**Goal of the exercise**
Extract the full set of records, then give each one again exactly.

[Source records]
##########
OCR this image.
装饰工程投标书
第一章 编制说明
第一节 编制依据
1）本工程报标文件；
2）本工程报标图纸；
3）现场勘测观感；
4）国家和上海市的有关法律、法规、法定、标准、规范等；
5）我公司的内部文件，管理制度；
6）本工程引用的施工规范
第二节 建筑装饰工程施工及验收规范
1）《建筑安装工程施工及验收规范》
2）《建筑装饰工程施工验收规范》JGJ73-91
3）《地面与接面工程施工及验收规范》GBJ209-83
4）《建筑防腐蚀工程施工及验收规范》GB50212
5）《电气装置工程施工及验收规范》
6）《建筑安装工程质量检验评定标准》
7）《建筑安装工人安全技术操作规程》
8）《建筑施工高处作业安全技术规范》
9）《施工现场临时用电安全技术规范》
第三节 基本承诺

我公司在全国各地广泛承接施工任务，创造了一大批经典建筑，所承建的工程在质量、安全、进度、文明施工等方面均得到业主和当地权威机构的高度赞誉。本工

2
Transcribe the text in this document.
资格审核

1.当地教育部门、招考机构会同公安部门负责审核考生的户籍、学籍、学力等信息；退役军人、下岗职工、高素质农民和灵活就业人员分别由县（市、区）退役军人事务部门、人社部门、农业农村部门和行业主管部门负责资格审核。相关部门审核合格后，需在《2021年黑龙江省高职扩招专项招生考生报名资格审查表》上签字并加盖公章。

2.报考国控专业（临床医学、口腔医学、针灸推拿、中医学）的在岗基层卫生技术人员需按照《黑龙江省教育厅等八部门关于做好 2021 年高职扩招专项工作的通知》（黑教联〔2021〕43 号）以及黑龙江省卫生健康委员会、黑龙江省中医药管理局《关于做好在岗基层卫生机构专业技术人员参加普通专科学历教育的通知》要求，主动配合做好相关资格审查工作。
##########
**Finished exercise**
OCR this image.
装饰工程投标书
第一章 编制说明
第一节 编制依据
1）本工程报标文件；
2）本工程报标图纸；
3）现场勘测观感；
4）国家和上海市的有关法律、法规、法定、标准、规范等；
5）我公司的内部文件，管理制度；
6）本工程引用的施工规范
第二节 建筑装饰工程施工及验收规范
1）《建筑安装工程施工及验收规范》
2）《建筑装饰工程施工验收规范》JGJ73-91
3）《地面与接面工程施工及验收规范》GBJ209-83
4）《建筑防腐蚀工程施工及验收规范》GB50212
5）《电气装置工程施工及验收规范》
6）《建筑安装工程质量检验评定标准》
7）《建筑安装工人安全技术操作规程》
8）《建筑施工高处作业安全技术规范》
9）《施工现场临时用电安全技术规范》
第三节 基本承诺

我公司在全国各地广泛承接施工任务，创造了一大批经典建筑，所承建的工程在质量、安全、进度、文明施工等方面均得到业主和当地权威机构的高度赞誉。本工

2
Transcribe the text in this document.
资格审核

1.当地教育部门、招考机构会同公安部门负责审核考生的户籍、学籍、学力等信息；退役军人、下岗职工、高素质农民和灵活就业人员分别由县（市、区）退役军人事务部门、人社部门、农业农村部门和行业主管部门负责资格审核。相关部门审核合格后，需在《2021年黑龙江省高职扩招专项招生考生报名资格审查表》上签字并加盖公章。

2.报考国控专业（临床医学、口腔医学、针灸推拿、中医学）的在岗基层卫生技术人员需按照《黑龙江省教育厅等八部门关于做好 2021 年高职扩招专项工作的通知》（黑教联〔2021〕43 号）以及黑龙江省卫生健康委员会、黑龙江省中医药管理局《关于做好在岗基层卫生机构专业技术人员参加普通专科学历教育的通知》要求，主动配合做好相关资格审查工作。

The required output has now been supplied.